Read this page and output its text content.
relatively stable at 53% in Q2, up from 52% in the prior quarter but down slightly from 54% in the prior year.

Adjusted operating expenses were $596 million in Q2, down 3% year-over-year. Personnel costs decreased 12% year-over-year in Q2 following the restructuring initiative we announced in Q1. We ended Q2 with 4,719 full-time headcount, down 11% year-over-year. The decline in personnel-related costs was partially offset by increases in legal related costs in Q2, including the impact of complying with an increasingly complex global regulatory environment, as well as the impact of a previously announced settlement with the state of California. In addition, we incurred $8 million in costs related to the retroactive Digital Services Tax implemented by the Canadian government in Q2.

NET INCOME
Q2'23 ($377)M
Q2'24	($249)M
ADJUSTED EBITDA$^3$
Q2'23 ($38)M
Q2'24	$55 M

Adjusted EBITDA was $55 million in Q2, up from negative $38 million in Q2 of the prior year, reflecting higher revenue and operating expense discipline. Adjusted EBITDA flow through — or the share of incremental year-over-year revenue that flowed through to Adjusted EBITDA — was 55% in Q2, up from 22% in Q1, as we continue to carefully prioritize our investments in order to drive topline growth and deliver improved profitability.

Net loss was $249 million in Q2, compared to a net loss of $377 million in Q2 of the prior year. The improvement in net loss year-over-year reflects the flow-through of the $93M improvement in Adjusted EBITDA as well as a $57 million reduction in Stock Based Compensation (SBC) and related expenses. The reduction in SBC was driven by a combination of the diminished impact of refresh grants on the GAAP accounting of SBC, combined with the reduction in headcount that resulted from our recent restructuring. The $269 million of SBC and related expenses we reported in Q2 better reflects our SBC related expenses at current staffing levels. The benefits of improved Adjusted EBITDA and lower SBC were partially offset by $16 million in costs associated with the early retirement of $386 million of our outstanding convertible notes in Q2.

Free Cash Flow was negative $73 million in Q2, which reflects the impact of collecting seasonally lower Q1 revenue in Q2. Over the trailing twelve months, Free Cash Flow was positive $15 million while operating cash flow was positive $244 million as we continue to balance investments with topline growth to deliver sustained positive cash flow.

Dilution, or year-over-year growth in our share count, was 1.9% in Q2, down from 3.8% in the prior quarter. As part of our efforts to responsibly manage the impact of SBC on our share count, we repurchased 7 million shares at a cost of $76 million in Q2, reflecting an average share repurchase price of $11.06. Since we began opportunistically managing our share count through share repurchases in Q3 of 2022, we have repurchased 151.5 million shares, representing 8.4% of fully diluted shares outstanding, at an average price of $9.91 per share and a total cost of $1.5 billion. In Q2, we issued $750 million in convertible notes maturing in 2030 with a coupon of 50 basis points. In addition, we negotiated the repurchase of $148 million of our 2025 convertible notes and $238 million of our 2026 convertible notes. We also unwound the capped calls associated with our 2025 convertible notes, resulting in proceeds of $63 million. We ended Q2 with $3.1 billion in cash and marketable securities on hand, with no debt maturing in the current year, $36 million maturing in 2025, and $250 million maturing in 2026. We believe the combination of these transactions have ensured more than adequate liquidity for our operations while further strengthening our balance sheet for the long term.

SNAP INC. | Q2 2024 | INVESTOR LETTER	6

-=-=-

WORK TO COMPLETE: Extract the full listing above without altering anything.

TASK ANSWER:
Read this page and output its text content.
relatively stable at 53% in Q2, up from 52% in the prior quarter but down slightly from 54% in the prior year.

Adjusted operating expenses were $596 million in Q2, down 3% year-over-year. Personnel costs decreased 12% year-over-year in Q2 following the restructuring initiative we announced in Q1. We ended Q2 with 4,719 full-time headcount, down 11% year-over-year. The decline in personnel-related costs was partially offset by increases in legal related costs in Q2, including the impact of complying with an increasingly complex global regulatory environment, as well as the impact of a previously announced settlement with the state of California. In addition, we incurred $8 million in costs related to the retroactive Digital Services Tax implemented by the Canadian government in Q2.

NET INCOME
Q2'23 ($377)M
Q2'24	($249)M
ADJUSTED EBITDA$^3$
Q2'23 ($38)M
Q2'24	$55 M

Adjusted EBITDA was $55 million in Q2, up from negative $38 million in Q2 of the prior year, reflecting higher revenue and operating expense discipline. Adjusted EBITDA flow through — or the share of incremental year-over-year revenue that flowed through to Adjusted EBITDA — was 55% in Q2, up from 22% in Q1, as we continue to carefully prioritize our investments in order to drive topline growth and deliver improved profitability.

Net loss was $249 million in Q2, compared to a net loss of $377 million in Q2 of the prior year. The improvement in net loss year-over-year reflects the flow-through of the $93M improvement in Adjusted EBITDA as well as a $57 million reduction in Stock Based Compensation (SBC) and related expenses. The reduction in SBC was driven by a combination of the diminished impact of refresh grants on the GAAP accounting of SBC, combined with the reduction in headcount that resulted from our recent restructuring. The $269 million of SBC and related expenses we reported in Q2 better reflects our SBC related expenses at current staffing levels. The benefits of improved Adjusted EBITDA and lower SBC were partially offset by $16 million in costs associated with the early retirement of $386 million of our outstanding convertible notes in Q2.

Free Cash Flow was negative $73 million in Q2, which reflects the impact of collecting seasonally lower Q1 revenue in Q2. Over the trailing twelve months, Free Cash Flow was positive $15 million while operating cash flow was positive $244 million as we continue to balance investments with topline growth to deliver sustained positive cash flow.

Dilution, or year-over-year growth in our share count, was 1.9% in Q2, down from 3.8% in the prior quarter. As part of our efforts to responsibly manage the impact of SBC on our share count, we repurchased 7 million shares at a cost of $76 million in Q2, reflecting an average share repurchase price of $11.06. Since we began opportunistically managing our share count through share repurchases in Q3 of 2022, we have repurchased 151.5 million shares, representing 8.4% of fully diluted shares outstanding, at an average price of $9.91 per share and a total cost of $1.5 billion. In Q2, we issued $750 million in convertible notes maturing in 2030 with a coupon of 50 basis points. In addition, we negotiated the repurchase of $148 million of our 2025 convertible notes and $238 million of our 2026 convertible notes. We also unwound the capped calls associated with our 2025 convertible notes, resulting in proceeds of $63 million. We ended Q2 with $3.1 billion in cash and marketable securities on hand, with no debt maturing in the current year, $36 million maturing in 2025, and $250 million maturing in 2026. We believe the combination of these transactions have ensured more than adequate liquidity for our operations while further strengthening our balance sheet for the long term.

SNAP INC. | Q2 2024 | INVESTOR LETTER	6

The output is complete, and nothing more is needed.